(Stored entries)
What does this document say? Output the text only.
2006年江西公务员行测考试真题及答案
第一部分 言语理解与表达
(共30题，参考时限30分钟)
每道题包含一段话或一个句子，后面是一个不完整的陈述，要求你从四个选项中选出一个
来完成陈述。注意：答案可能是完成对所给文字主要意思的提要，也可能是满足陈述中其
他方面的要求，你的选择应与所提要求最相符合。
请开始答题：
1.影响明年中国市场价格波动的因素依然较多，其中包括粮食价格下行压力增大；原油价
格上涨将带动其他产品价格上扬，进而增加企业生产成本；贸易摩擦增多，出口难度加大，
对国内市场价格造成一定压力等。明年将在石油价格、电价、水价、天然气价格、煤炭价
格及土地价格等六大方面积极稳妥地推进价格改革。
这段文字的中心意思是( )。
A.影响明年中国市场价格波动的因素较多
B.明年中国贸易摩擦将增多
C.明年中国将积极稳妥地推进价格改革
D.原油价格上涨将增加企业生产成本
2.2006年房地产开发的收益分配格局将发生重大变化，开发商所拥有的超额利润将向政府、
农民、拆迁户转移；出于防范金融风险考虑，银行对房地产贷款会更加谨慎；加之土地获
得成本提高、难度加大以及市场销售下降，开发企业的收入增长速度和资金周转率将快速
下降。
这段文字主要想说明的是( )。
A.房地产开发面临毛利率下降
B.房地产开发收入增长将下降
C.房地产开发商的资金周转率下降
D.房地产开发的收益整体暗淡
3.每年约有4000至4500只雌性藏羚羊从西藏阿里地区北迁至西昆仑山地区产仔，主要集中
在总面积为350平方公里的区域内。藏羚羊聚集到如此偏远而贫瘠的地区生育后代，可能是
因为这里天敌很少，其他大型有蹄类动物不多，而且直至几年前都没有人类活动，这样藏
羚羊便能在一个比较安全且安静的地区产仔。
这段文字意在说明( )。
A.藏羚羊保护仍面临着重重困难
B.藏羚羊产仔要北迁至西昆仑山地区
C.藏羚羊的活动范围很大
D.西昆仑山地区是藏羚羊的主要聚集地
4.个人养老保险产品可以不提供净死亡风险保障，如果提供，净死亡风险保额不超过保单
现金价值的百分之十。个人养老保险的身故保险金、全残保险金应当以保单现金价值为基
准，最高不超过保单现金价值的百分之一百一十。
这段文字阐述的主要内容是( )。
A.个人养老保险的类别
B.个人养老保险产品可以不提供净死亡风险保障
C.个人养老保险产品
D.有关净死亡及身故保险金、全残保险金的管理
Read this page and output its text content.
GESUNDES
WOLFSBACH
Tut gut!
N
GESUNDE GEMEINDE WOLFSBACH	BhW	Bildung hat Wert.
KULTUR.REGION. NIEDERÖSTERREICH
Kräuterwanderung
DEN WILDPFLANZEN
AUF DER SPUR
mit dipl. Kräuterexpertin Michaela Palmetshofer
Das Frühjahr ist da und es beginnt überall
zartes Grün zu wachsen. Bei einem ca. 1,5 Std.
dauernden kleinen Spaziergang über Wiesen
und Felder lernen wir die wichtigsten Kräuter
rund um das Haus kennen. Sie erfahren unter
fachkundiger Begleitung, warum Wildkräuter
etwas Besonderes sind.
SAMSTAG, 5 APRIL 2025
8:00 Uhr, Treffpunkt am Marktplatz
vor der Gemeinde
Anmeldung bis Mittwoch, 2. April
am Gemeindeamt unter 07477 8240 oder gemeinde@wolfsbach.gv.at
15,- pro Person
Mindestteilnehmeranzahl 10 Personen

YOUR INSTRUCTIONS
Go through the entries and repeat each one exactly.

SOLUTION TO THE EXERCISE
What does this document say? Output the text only.
2006年江西公务员行测考试真题及答案
第一部分 言语理解与表达
(共30题，参考时限30分钟)
每道题包含一段话或一个句子，后面是一个不完整的陈述，要求你从四个选项中选出一个
来完成陈述。注意：答案可能是完成对所给文字主要意思的提要，也可能是满足陈述中其
他方面的要求，你的选择应与所提要求最相符合。
请开始答题：
1.影响明年中国市场价格波动的因素依然较多，其中包括粮食价格下行压力增大；原油价
格上涨将带动其他产品价格上扬，进而增加企业生产成本；贸易摩擦增多，出口难度加大，
对国内市场价格造成一定压力等。明年将在石油价格、电价、水价、天然气价格、煤炭价
格及土地价格等六大方面积极稳妥地推进价格改革。
这段文字的中心意思是( )。
A.影响明年中国市场价格波动的因素较多
B.明年中国贸易摩擦将增多
C.明年中国将积极稳妥地推进价格改革
D.原油价格上涨将增加企业生产成本
2.2006年房地产开发的收益分配格局将发生重大变化，开发商所拥有的超额利润将向政府、
农民、拆迁户转移；出于防范金融风险考虑，银行对房地产贷款会更加谨慎；加之土地获
得成本提高、难度加大以及市场销售下降，开发企业的收入增长速度和资金周转率将快速
下降。
这段文字主要想说明的是( )。
A.房地产开发面临毛利率下降
B.房地产开发收入增长将下降
C.房地产开发商的资金周转率下降
D.房地产开发的收益整体暗淡
3.每年约有4000至4500只雌性藏羚羊从西藏阿里地区北迁至西昆仑山地区产仔，主要集中
在总面积为350平方公里的区域内。藏羚羊聚集到如此偏远而贫瘠的地区生育后代，可能是
因为这里天敌很少，其他大型有蹄类动物不多，而且直至几年前都没有人类活动，这样藏
羚羊便能在一个比较安全且安静的地区产仔。
这段文字意在说明( )。
A.藏羚羊保护仍面临着重重困难
B.藏羚羊产仔要北迁至西昆仑山地区
C.藏羚羊的活动范围很大
D.西昆仑山地区是藏羚羊的主要聚集地
4.个人养老保险产品可以不提供净死亡风险保障，如果提供，净死亡风险保额不超过保单
现金价值的百分之十。个人养老保险的身故保险金、全残保险金应当以保单现金价值为基
准，最高不超过保单现金价值的百分之一百一十。
这段文字阐述的主要内容是( )。
A.个人养老保险的类别
B.个人养老保险产品可以不提供净死亡风险保障
C.个人养老保险产品
D.有关净死亡及身故保险金、全残保险金的管理
Read this page and output its text content.
GESUNDES
WOLFSBACH
Tut gut!
N
GESUNDE GEMEINDE WOLFSBACH	BhW	Bildung hat Wert.
KULTUR.REGION. NIEDERÖSTERREICH
Kräuterwanderung
DEN WILDPFLANZEN
AUF DER SPUR
mit dipl. Kräuterexpertin Michaela Palmetshofer
Das Frühjahr ist da und es beginnt überall
zartes Grün zu wachsen. Bei einem ca. 1,5 Std.
dauernden kleinen Spaziergang über Wiesen
und Felder lernen wir die wichtigsten Kräuter
rund um das Haus kennen. Sie erfahren unter
fachkundiger Begleitung, warum Wildkräuter
etwas Besonderes sind.
SAMSTAG, 5 APRIL 2025
8:00 Uhr, Treffpunkt am Marktplatz
vor der Gemeinde
Anmeldung bis Mittwoch, 2. April
am Gemeindeamt unter 07477 8240 oder gemeinde@wolfsbach.gv.at
15,- pro Person
Mindestteilnehmeranzahl 10 Personen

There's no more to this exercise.